The task: Filter this data down to the lines that hold "similes", and copy them.

BEGIN Data shown

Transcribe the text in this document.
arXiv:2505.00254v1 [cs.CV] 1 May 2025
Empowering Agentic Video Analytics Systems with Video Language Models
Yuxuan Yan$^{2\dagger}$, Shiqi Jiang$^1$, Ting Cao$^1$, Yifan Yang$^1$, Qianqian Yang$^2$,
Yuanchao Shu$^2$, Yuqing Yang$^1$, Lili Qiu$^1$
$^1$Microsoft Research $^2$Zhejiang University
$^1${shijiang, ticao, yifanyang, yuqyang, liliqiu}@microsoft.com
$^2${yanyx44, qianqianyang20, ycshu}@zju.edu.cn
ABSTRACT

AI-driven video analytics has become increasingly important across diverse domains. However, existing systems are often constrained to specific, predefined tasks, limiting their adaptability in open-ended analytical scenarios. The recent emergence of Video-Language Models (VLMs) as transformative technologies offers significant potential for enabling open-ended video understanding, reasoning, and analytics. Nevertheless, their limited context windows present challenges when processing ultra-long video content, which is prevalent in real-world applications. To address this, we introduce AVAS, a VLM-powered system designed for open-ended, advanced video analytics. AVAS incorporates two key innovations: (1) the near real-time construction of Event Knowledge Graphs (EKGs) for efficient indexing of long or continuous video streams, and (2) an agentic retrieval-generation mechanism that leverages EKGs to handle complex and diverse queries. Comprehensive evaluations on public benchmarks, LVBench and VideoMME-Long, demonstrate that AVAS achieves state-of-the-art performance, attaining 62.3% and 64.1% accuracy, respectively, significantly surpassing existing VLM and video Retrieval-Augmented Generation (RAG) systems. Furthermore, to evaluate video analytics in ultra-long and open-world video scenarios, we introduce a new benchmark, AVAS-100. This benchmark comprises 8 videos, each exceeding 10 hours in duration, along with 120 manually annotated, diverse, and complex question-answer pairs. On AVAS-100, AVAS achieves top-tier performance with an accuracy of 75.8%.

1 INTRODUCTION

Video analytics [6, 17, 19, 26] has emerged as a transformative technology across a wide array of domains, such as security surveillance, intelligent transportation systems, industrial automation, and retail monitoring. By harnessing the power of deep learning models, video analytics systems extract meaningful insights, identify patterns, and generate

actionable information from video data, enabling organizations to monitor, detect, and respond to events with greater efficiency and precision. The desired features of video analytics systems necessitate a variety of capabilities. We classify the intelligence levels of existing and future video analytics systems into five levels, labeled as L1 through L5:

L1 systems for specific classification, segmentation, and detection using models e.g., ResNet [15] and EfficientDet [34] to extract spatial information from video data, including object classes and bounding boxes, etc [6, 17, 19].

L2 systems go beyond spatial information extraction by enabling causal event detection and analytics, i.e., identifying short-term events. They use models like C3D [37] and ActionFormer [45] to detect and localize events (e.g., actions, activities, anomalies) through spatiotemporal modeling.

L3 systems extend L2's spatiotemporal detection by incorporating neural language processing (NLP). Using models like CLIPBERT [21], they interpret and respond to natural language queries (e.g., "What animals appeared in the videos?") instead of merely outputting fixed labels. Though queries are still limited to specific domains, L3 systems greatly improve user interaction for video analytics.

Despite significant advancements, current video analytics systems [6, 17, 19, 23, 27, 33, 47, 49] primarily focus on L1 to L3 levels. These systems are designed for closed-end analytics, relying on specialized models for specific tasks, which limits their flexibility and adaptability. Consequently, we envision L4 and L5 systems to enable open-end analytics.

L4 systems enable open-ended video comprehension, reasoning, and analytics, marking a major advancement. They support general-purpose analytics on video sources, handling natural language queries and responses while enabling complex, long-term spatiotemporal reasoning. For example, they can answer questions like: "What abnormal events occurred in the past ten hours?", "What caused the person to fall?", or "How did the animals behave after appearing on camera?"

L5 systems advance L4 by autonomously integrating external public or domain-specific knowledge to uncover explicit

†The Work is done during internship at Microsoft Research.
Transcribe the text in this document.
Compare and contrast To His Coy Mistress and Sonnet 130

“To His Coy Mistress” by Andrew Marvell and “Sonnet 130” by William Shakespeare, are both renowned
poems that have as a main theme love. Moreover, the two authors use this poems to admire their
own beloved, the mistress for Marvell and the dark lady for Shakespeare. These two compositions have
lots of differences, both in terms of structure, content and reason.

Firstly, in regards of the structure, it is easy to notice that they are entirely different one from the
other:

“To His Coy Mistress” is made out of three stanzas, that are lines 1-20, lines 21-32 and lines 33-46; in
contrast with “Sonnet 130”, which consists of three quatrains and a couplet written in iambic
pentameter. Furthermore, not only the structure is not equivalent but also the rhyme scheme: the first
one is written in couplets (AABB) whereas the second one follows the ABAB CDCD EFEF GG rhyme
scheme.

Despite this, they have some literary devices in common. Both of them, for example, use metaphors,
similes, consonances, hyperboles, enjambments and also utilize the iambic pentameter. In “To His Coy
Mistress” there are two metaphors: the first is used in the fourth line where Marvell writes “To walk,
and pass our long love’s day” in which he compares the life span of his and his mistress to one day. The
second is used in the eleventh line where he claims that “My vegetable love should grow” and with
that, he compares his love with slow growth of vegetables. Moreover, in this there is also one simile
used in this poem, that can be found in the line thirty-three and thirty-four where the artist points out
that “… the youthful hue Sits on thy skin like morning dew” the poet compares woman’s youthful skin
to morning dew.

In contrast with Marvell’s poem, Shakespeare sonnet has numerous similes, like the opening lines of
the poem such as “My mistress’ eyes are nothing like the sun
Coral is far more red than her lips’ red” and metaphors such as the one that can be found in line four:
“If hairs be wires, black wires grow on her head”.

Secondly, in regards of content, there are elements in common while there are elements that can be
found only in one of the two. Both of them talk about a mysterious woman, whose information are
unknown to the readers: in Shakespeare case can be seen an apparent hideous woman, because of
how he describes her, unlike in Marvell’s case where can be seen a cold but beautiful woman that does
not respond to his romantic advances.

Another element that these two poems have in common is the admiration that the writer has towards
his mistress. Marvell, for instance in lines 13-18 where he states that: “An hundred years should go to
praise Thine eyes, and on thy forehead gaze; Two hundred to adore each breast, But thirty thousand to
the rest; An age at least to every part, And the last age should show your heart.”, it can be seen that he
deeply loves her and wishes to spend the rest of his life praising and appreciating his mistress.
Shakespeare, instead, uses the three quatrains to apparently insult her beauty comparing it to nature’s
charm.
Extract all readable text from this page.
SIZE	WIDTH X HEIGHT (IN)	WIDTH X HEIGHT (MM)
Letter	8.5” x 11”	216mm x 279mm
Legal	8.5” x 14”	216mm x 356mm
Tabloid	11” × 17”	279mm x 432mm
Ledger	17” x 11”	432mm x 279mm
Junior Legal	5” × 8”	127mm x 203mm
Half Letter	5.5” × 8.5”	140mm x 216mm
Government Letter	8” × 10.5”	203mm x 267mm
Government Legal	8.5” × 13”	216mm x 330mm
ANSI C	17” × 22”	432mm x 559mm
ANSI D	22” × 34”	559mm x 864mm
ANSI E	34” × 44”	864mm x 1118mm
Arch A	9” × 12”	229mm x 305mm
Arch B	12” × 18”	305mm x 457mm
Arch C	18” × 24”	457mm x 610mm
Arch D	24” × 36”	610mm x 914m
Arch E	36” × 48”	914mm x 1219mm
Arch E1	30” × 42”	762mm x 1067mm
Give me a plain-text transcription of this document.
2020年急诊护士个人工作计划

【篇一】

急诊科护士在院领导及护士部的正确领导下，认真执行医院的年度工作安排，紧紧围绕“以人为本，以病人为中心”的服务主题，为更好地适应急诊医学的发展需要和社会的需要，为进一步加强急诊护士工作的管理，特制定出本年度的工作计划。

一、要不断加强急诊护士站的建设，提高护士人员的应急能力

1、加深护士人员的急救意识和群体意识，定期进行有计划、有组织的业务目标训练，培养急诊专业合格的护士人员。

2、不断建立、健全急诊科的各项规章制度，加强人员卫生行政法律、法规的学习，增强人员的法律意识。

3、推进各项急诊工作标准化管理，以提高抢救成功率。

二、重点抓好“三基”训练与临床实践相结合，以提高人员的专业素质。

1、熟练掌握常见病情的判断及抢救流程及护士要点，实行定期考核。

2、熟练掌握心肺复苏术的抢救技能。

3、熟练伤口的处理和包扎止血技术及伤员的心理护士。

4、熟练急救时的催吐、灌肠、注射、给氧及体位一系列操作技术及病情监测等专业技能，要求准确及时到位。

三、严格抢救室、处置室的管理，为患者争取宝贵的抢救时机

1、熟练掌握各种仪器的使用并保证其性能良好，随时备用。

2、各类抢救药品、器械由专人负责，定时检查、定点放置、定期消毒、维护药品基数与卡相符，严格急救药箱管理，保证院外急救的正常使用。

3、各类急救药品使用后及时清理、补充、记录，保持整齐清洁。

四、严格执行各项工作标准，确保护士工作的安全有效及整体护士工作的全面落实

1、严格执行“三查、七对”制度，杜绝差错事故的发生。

END Data shown

Finished exercise:
similes, consonances, hyperboles, enjambments and also utilize the iambic pentameter. In “To His Coy
In contrast with Marvell’s poem, Shakespeare sonnet has numerous similes, like the opening lines of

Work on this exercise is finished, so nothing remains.